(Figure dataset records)
───
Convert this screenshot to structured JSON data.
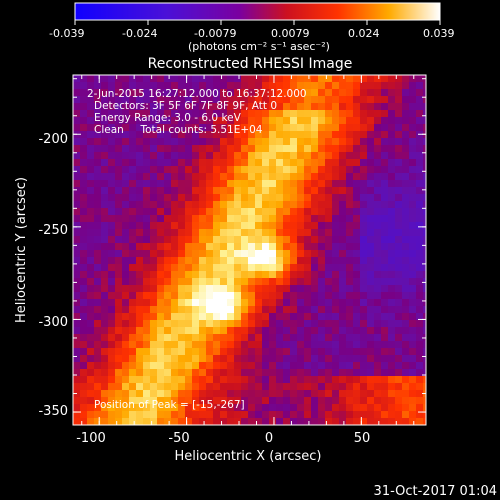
{
  "colorbar": {
    "ticks": [
      "-0.039",
      "-0.024",
      "-0.0079",
      "0.0079",
      "0.024",
      "0.039"
    ],
    "unit": "(photons cm⁻² s⁻¹ asec⁻²)"
  },
  "footer": {
    "timestamp": "31-Oct-2017 01:04"
  },
  "chart_data": {
    "type": "heatmap",
    "title": "Reconstructed RHESSI Image",
    "xlabel": "Heliocentric X (arcsec)",
    "ylabel": "Heliocentric Y (arcsec)",
    "xlim": [
      -115,
      87
    ],
    "ylim": [
      -357,
      -168
    ],
    "xticks": [
      -100,
      -50,
      0,
      50
    ],
    "yticks": [
      -350,
      -300,
      -250,
      -200
    ],
    "value_range": [
      -0.039,
      0.039
    ],
    "peak": [
      -15,
      -267
    ],
    "annotations": [
      "2-Jun-2015 16:27:12.000 to 16:37:12.000",
      "Detectors: 3F 5F 6F 7F 8F 9F, Att 0",
      "Energy Range: 3.0 - 6.0 keV",
      "Clean     Total counts: 5.51E+04",
      "Position of Peak = [-15,-267]"
    ]
  }
}
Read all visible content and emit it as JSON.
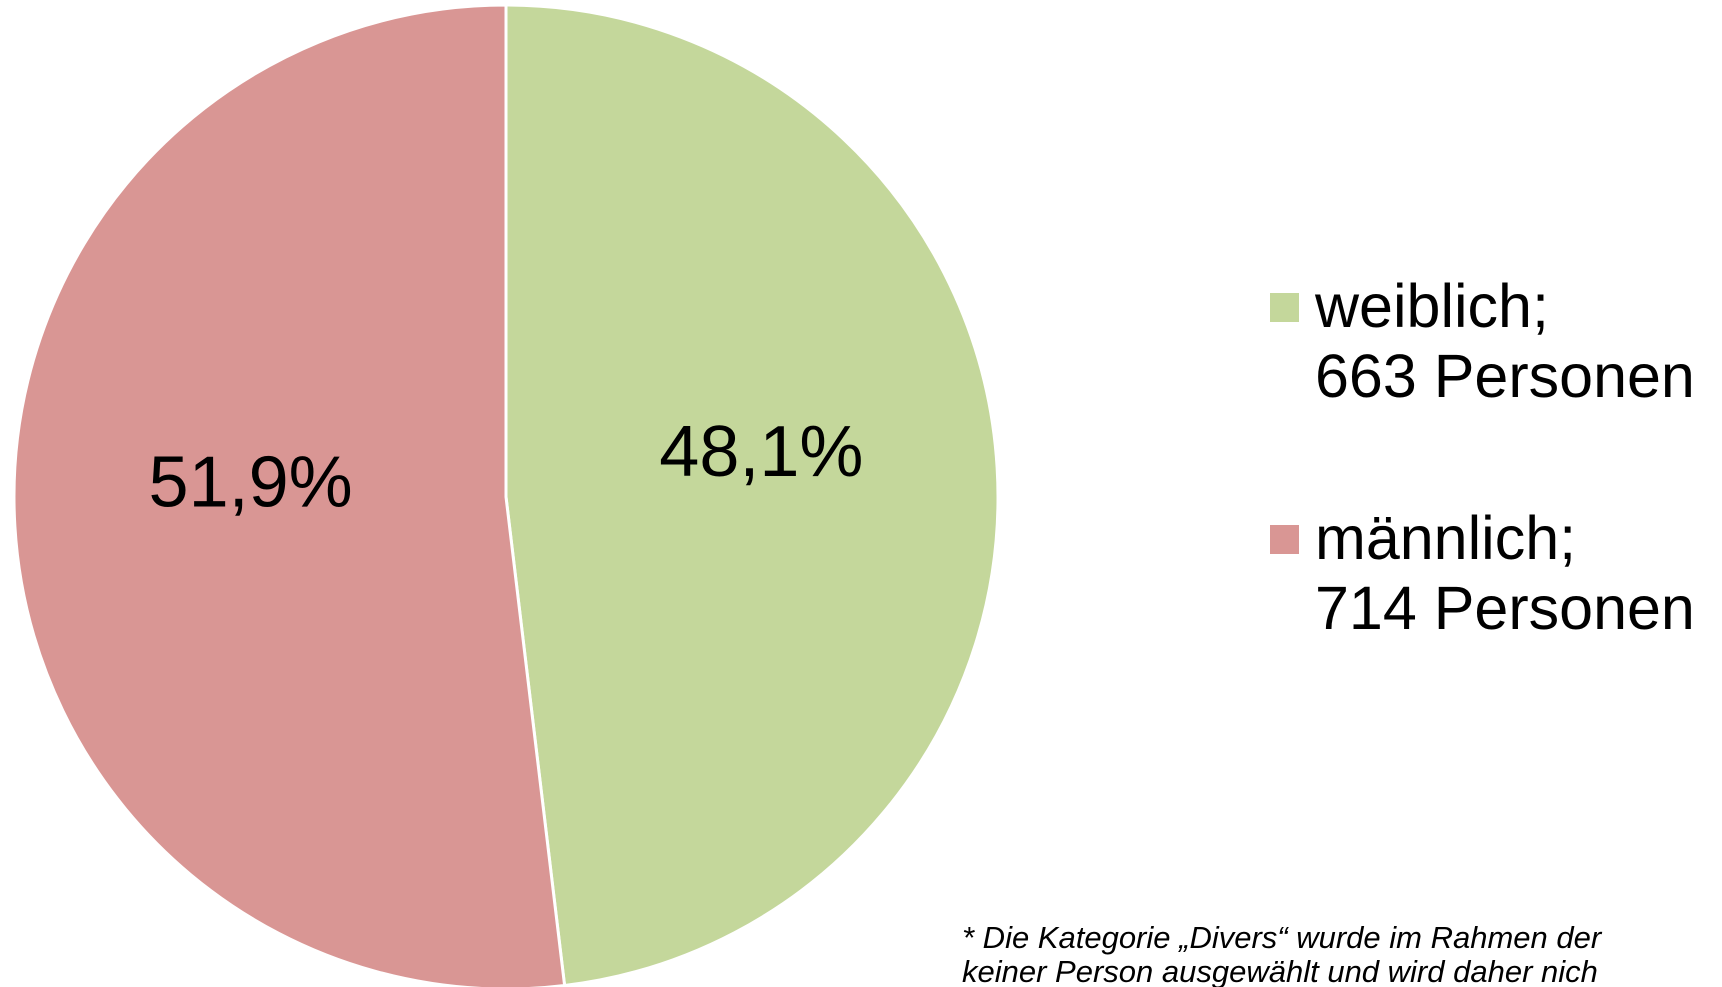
{
  "chart_data": {
    "type": "pie",
    "categories": [
      "weiblich;",
      "männlich;"
    ],
    "legend_counts": [
      "663 Personen",
      "714 Personen"
    ],
    "values": [
      48.1,
      51.9
    ],
    "value_labels": [
      "48,1%",
      "51,9%"
    ],
    "colors": [
      "#c4d79b",
      "#d99694"
    ],
    "legend": "right",
    "footnote": [
      "* Die Kategorie „Divers“ wurde im Rahmen der",
      "keiner Person ausgewählt und wird daher nich"
    ]
  }
}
───
GIVEN EXERCISE: Restate the data above word for word. Skip every picture.

WRITTEN ANSWER:
Convert this screenshot to structured JSON data.
{
  "colorbar": {
    "ticks": [
      "-0.039",
      "-0.024",
      "-0.0079",
      "0.0079",
      "0.024",
      "0.039"
    ],
    "unit": "(photons cm⁻² s⁻¹ asec⁻²)"
  },
  "footer": {
    "timestamp": "31-Oct-2017 01:04"
  },
  "chart_data": {
    "type": "heatmap",
    "title": "Reconstructed RHESSI Image",
    "xlabel": "Heliocentric X (arcsec)",
    "ylabel": "Heliocentric Y (arcsec)",
    "xlim": [
      -115,
      87
    ],
    "ylim": [
      -357,
      -168
    ],
    "xticks": [
      -100,
      -50,
      0,
      50
    ],
    "yticks": [
      -350,
      -300,
      -250,
      -200
    ],
    "value_range": [
      -0.039,
      0.039
    ],
    "peak": [
      -15,
      -267
    ],
    "annotations": [
      "2-Jun-2015 16:27:12.000 to 16:37:12.000",
      "Detectors: 3F 5F 6F 7F 8F 9F, Att 0",
      "Energy Range: 3.0 - 6.0 keV",
      "Clean     Total counts: 5.51E+04",
      "Position of Peak = [-15,-267]"
    ]
  }
}
Read all visible content and emit it as JSON.
{
  "chart_data": {
    "type": "pie",
    "categories": [
      "weiblich;",
      "männlich;"
    ],
    "legend_counts": [
      "663 Personen",
      "714 Personen"
    ],
    "values": [
      48.1,
      51.9
    ],
    "value_labels": [
      "48,1%",
      "51,9%"
    ],
    "colors": [
      "#c4d79b",
      "#d99694"
    ],
    "legend": "right",
    "footnote": [
      "* Die Kategorie „Divers“ wurde im Rahmen der",
      "keiner Person ausgewählt und wird daher nich"
    ]
  }
}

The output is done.